----- EXERCISE DATA -----

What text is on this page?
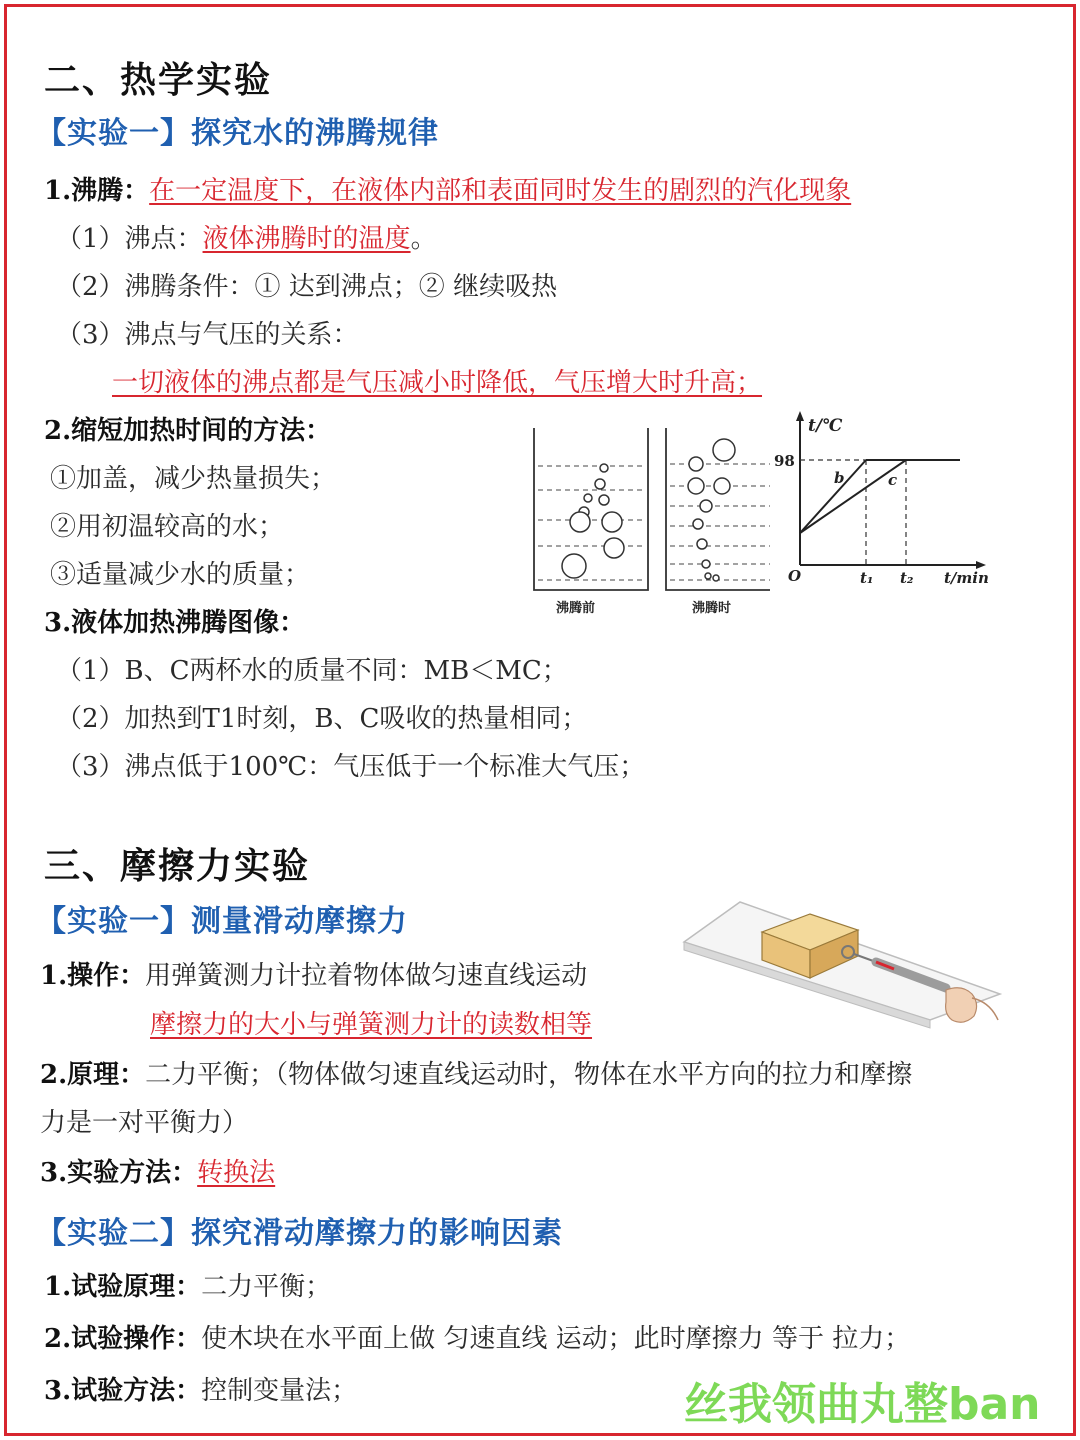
二、热学实验
【实验一】探究水的沸腾规律
1.沸腾：在一定温度下，在液体内部和表面同时发生的剧烈的汽化现象
（1）沸点：液体沸腾时的温度。
（2）沸腾条件：① 达到沸点；② 继续吸热
（3）沸点与气压的关系：
一切液体的沸点都是气压减小时降低，气压增大时升高；
2.缩短加热时间的方法：
①加盖，减少热量损失；
②用初温较高的水；
③适量减少水的质量；
3.液体加热沸腾图像：
（1）B、C两杯水的质量不同：MB＜MC；
（2）加热到T1时刻，B、C吸收的热量相同；
（3）沸点低于100℃：气压低于一个标准大气压；
沸腾前	沸腾时
t/℃
98
b	c
O	t₁ t₂ t/min
三、摩擦力实验
【实验一】测量滑动摩擦力
1.操作：用弹簧测力计拉着物体做匀速直线运动
摩擦力的大小与弹簧测力计的读数相等
2.原理：二力平衡；（物体做匀速直线运动时，物体在水平方向的拉力和摩擦
力是一对平衡力）
3.实验方法：转换法
【实验二】探究滑动摩擦力的影响因素
1.试验原理：二力平衡；
2.试验操作：使木块在水平面上做 匀速直线 运动；此时摩擦力 等于 拉力；
3.试验方法：控制变量法；	丝我领曲丸整ban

-----

EXERCISE INSTRUCTIONS: Copy every line in the records above that contains the word "二力平衡".

SOLVED PROBLEM:
2.原理：二力平衡；（物体做匀速直线运动时，物体在水平方向的拉力和摩擦
1.试验原理：二力平衡；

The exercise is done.